■ Exercise details
Transcribe the records below exactly, leaving out any pictures.

[Data records]
________________

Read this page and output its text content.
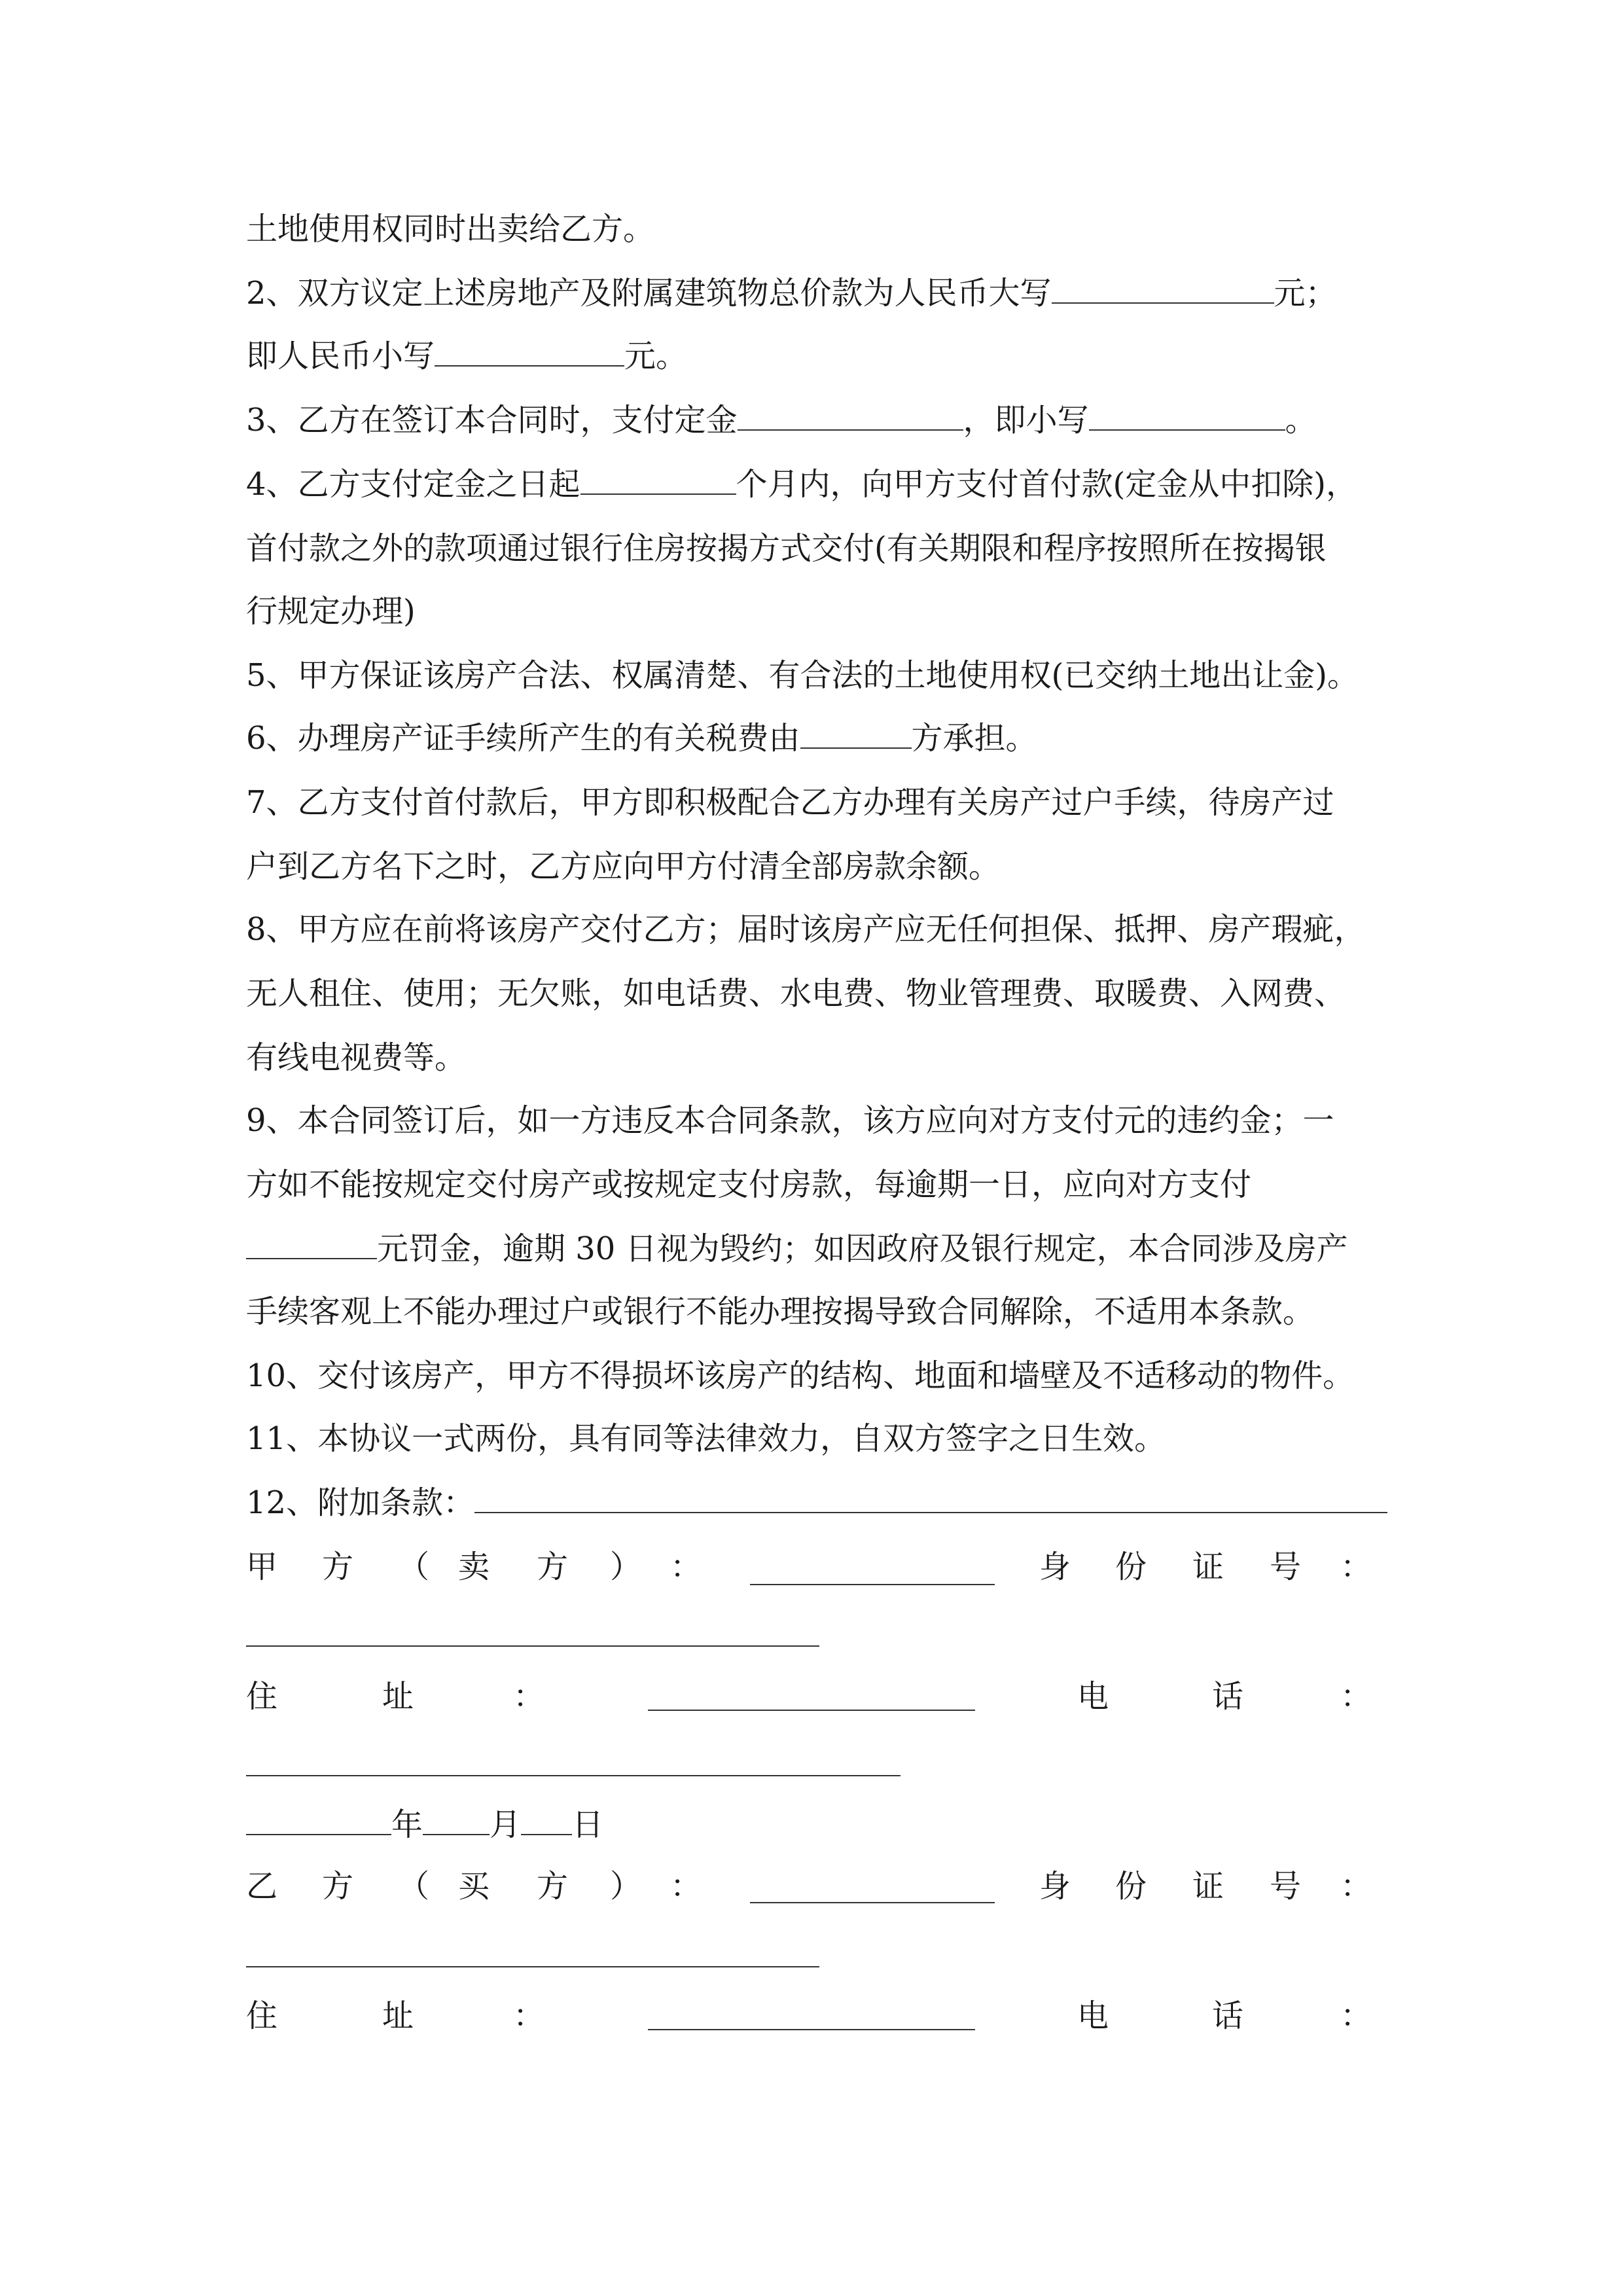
土地使用权同时出卖给乙方。
2、双方议定上述房地产及附属建筑物总价款为人民币大写	元；
即人民币小写	元。
3、乙方在签订本合同时，支付定金	，即小写	。
4、乙方支付定金之日起	个月内，向甲方支付首付款(定金从中扣除)，
首付款之外的款项通过银行住房按揭方式交付(有关期限和程序按照所在按揭银
行规定办理)
5、甲方保证该房产合法、权属清楚、有合法的土地使用权(已交纳土地出让金)。
6、办理房产证手续所产生的有关税费由	方承担。
7、乙方支付首付款后，甲方即积极配合乙方办理有关房产过户手续，待房产过
户到乙方名下之时，乙方应向甲方付清全部房款余额。
8、甲方应在前将该房产交付乙方；届时该房产应无任何担保、抵押、房产瑕疵，
无人租住、使用；无欠账，如电话费、水电费、物业管理费、取暖费、入网费、
有线电视费等。
9、本合同签订后，如一方违反本合同条款，该方应向对方支付元的违约金；一
方如不能按规定交付房产或按规定支付房款，每逾期一日，应向对方支付
元罚金，逾期 30 日视为毁约；如因政府及银行规定，本合同涉及房产
手续客观上不能办理过户或银行不能办理按揭导致合同解除，不适用本条款。
10、交付该房产，甲方不得损坏该房产的结构、地面和墙壁及不适移动的物件。
11、本协议一式两份，具有同等法律效力，自双方签字之日生效。
12、附加条款：
甲 方 （ 卖 方 ） ：	身 份 证 号 ：
住	址	：	电	话	：
年 月 日
乙 方 （ 买 方 ） ：	身 份 证 号 ：
住	址	：	电	话	：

________________

■ Full answer
Read this page and output its text content.
土地使用权同时出卖给乙方。
2、双方议定上述房地产及附属建筑物总价款为人民币大写	元；
即人民币小写	元。
3、乙方在签订本合同时，支付定金	，即小写	。
4、乙方支付定金之日起	个月内，向甲方支付首付款(定金从中扣除)，
首付款之外的款项通过银行住房按揭方式交付(有关期限和程序按照所在按揭银
行规定办理)
5、甲方保证该房产合法、权属清楚、有合法的土地使用权(已交纳土地出让金)。
6、办理房产证手续所产生的有关税费由	方承担。
7、乙方支付首付款后，甲方即积极配合乙方办理有关房产过户手续，待房产过
户到乙方名下之时，乙方应向甲方付清全部房款余额。
8、甲方应在前将该房产交付乙方；届时该房产应无任何担保、抵押、房产瑕疵，
无人租住、使用；无欠账，如电话费、水电费、物业管理费、取暖费、入网费、
有线电视费等。
9、本合同签订后，如一方违反本合同条款，该方应向对方支付元的违约金；一
方如不能按规定交付房产或按规定支付房款，每逾期一日，应向对方支付
元罚金，逾期 30 日视为毁约；如因政府及银行规定，本合同涉及房产
手续客观上不能办理过户或银行不能办理按揭导致合同解除，不适用本条款。
10、交付该房产，甲方不得损坏该房产的结构、地面和墙壁及不适移动的物件。
11、本协议一式两份，具有同等法律效力，自双方签字之日生效。
12、附加条款：
甲 方 （ 卖 方 ） ：	身 份 证 号 ：
住	址	：	电	话	：
年 月 日
乙 方 （ 买 方 ） ：	身 份 证 号 ：
住	址	：	电	话	：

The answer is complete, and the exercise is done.